## Given request:
Copy every line with the string "يناير" in it.
[start of Extracted data]
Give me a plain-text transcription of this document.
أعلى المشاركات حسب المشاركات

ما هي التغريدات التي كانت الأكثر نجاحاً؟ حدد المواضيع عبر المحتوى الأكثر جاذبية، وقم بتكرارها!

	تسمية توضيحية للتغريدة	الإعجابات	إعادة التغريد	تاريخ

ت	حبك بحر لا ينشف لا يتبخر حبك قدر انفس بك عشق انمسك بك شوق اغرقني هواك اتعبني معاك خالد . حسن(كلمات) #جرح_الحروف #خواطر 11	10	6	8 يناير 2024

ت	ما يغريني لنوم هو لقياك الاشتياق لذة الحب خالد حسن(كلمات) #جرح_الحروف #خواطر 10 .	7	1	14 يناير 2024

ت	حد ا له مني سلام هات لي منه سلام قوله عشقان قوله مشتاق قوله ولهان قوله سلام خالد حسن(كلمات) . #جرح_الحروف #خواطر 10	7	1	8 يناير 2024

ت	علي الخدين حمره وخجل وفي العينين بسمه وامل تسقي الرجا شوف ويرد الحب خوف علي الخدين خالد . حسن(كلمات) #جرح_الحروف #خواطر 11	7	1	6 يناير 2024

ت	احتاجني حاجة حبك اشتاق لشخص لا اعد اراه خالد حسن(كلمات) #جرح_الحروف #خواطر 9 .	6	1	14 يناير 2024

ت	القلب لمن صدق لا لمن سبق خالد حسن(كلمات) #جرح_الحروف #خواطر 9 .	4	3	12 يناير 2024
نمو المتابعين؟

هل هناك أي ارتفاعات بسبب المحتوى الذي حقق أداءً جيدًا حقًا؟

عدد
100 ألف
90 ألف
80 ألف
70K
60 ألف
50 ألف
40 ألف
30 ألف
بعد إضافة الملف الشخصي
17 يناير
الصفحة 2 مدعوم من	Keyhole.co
[end of Extracted data]
## Answer in full:
ت	حبك بحر لا ينشف لا يتبخر حبك قدر انفس بك عشق انمسك بك شوق اغرقني هواك اتعبني معاك خالد . حسن(كلمات) #جرح_الحروف #خواطر 11	10	6	8 يناير 2024
ت	ما يغريني لنوم هو لقياك الاشتياق لذة الحب خالد حسن(كلمات) #جرح_الحروف #خواطر 10 .	7	1	14 يناير 2024
ت	حد ا له مني سلام هات لي منه سلام قوله عشقان قوله مشتاق قوله ولهان قوله سلام خالد حسن(كلمات) . #جرح_الحروف #خواطر 10	7	1	8 يناير 2024
ت	علي الخدين حمره وخجل وفي العينين بسمه وامل تسقي الرجا شوف ويرد الحب خوف علي الخدين خالد . حسن(كلمات) #جرح_الحروف #خواطر 11	7	1	6 يناير 2024
ت	احتاجني حاجة حبك اشتاق لشخص لا اعد اراه خالد حسن(كلمات) #جرح_الحروف #خواطر 9 .	6	1	14 يناير 2024
ت	القلب لمن صدق لا لمن سبق خالد حسن(كلمات) #جرح_الحروف #خواطر 9 .	4	3	12 يناير 2024
17 يناير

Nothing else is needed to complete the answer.